**What the task requires:**
Every record here should be printed again exactly.

-- -- --

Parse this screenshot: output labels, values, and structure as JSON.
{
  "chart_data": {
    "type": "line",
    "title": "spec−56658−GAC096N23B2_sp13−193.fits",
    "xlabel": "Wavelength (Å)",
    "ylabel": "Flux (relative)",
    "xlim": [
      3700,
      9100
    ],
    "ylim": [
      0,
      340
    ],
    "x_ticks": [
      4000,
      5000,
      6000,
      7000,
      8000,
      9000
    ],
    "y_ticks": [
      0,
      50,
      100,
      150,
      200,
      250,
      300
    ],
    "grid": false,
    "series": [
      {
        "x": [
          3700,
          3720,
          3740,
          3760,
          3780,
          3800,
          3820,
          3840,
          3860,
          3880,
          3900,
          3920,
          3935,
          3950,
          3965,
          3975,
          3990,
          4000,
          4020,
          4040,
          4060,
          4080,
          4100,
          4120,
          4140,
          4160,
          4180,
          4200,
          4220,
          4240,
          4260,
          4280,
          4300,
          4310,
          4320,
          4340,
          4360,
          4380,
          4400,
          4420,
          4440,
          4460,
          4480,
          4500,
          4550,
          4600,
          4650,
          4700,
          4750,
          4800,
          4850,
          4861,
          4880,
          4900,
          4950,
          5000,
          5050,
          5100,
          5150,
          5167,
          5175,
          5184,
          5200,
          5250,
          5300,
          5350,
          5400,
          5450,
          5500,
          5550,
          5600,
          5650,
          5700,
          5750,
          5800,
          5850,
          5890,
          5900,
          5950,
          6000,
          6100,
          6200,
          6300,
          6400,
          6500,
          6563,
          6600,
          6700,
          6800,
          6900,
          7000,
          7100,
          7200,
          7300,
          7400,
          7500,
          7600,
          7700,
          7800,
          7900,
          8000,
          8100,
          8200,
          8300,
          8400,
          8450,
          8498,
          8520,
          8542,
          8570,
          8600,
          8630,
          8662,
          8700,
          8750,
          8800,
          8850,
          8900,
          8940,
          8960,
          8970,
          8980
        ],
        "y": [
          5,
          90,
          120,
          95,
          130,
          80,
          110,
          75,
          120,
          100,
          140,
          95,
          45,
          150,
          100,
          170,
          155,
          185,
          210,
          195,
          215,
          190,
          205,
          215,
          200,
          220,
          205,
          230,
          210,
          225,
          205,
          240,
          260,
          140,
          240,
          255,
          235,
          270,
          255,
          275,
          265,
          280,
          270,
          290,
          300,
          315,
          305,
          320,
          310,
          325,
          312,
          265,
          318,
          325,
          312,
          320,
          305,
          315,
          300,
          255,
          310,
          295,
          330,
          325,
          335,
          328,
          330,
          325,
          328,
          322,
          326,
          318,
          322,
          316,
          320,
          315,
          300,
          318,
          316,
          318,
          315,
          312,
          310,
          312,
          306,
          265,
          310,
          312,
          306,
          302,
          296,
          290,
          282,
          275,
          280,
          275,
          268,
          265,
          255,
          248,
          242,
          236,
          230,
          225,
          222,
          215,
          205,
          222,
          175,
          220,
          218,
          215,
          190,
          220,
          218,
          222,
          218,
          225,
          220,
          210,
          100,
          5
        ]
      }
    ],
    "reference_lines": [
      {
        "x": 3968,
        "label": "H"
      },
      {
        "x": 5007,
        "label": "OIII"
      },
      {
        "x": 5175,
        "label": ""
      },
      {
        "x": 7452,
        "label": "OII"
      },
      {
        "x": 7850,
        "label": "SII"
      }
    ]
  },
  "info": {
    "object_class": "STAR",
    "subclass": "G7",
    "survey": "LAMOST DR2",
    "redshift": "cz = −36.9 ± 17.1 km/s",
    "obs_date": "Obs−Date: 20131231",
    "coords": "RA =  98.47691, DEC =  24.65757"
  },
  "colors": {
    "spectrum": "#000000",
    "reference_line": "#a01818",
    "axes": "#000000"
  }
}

-- -- --

**Reply to the exercise:**
Parse this screenshot: output labels, values, and structure as JSON.
{
  "chart_data": {
    "type": "line",
    "title": "spec−56658−GAC096N23B2_sp13−193.fits",
    "xlabel": "Wavelength (Å)",
    "ylabel": "Flux (relative)",
    "xlim": [
      3700,
      9100
    ],
    "ylim": [
      0,
      340
    ],
    "x_ticks": [
      4000,
      5000,
      6000,
      7000,
      8000,
      9000
    ],
    "y_ticks": [
      0,
      50,
      100,
      150,
      200,
      250,
      300
    ],
    "grid": false,
    "series": [
      {
        "x": [
          3700,
          3720,
          3740,
          3760,
          3780,
          3800,
          3820,
          3840,
          3860,
          3880,
          3900,
          3920,
          3935,
          3950,
          3965,
          3975,
          3990,
          4000,
          4020,
          4040,
          4060,
          4080,
          4100,
          4120,
          4140,
          4160,
          4180,
          4200,
          4220,
          4240,
          4260,
          4280,
          4300,
          4310,
          4320,
          4340,
          4360,
          4380,
          4400,
          4420,
          4440,
          4460,
          4480,
          4500,
          4550,
          4600,
          4650,
          4700,
          4750,
          4800,
          4850,
          4861,
          4880,
          4900,
          4950,
          5000,
          5050,
          5100,
          5150,
          5167,
          5175,
          5184,
          5200,
          5250,
          5300,
          5350,
          5400,
          5450,
          5500,
          5550,
          5600,
          5650,
          5700,
          5750,
          5800,
          5850,
          5890,
          5900,
          5950,
          6000,
          6100,
          6200,
          6300,
          6400,
          6500,
          6563,
          6600,
          6700,
          6800,
          6900,
          7000,
          7100,
          7200,
          7300,
          7400,
          7500,
          7600,
          7700,
          7800,
          7900,
          8000,
          8100,
          8200,
          8300,
          8400,
          8450,
          8498,
          8520,
          8542,
          8570,
          8600,
          8630,
          8662,
          8700,
          8750,
          8800,
          8850,
          8900,
          8940,
          8960,
          8970,
          8980
        ],
        "y": [
          5,
          90,
          120,
          95,
          130,
          80,
          110,
          75,
          120,
          100,
          140,
          95,
          45,
          150,
          100,
          170,
          155,
          185,
          210,
          195,
          215,
          190,
          205,
          215,
          200,
          220,
          205,
          230,
          210,
          225,
          205,
          240,
          260,
          140,
          240,
          255,
          235,
          270,
          255,
          275,
          265,
          280,
          270,
          290,
          300,
          315,
          305,
          320,
          310,
          325,
          312,
          265,
          318,
          325,
          312,
          320,
          305,
          315,
          300,
          255,
          310,
          295,
          330,
          325,
          335,
          328,
          330,
          325,
          328,
          322,
          326,
          318,
          322,
          316,
          320,
          315,
          300,
          318,
          316,
          318,
          315,
          312,
          310,
          312,
          306,
          265,
          310,
          312,
          306,
          302,
          296,
          290,
          282,
          275,
          280,
          275,
          268,
          265,
          255,
          248,
          242,
          236,
          230,
          225,
          222,
          215,
          205,
          222,
          175,
          220,
          218,
          215,
          190,
          220,
          218,
          222,
          218,
          225,
          220,
          210,
          100,
          5
        ]
      }
    ],
    "reference_lines": [
      {
        "x": 3968,
        "label": "H"
      },
      {
        "x": 5007,
        "label": "OIII"
      },
      {
        "x": 5175,
        "label": ""
      },
      {
        "x": 7452,
        "label": "OII"
      },
      {
        "x": 7850,
        "label": "SII"
      }
    ]
  },
  "info": {
    "object_class": "STAR",
    "subclass": "G7",
    "survey": "LAMOST DR2",
    "redshift": "cz = −36.9 ± 17.1 km/s",
    "obs_date": "Obs−Date: 20131231",
    "coords": "RA =  98.47691, DEC =  24.65757"
  },
  "colors": {
    "spectrum": "#000000",
    "reference_line": "#a01818",
    "axes": "#000000"
  }
}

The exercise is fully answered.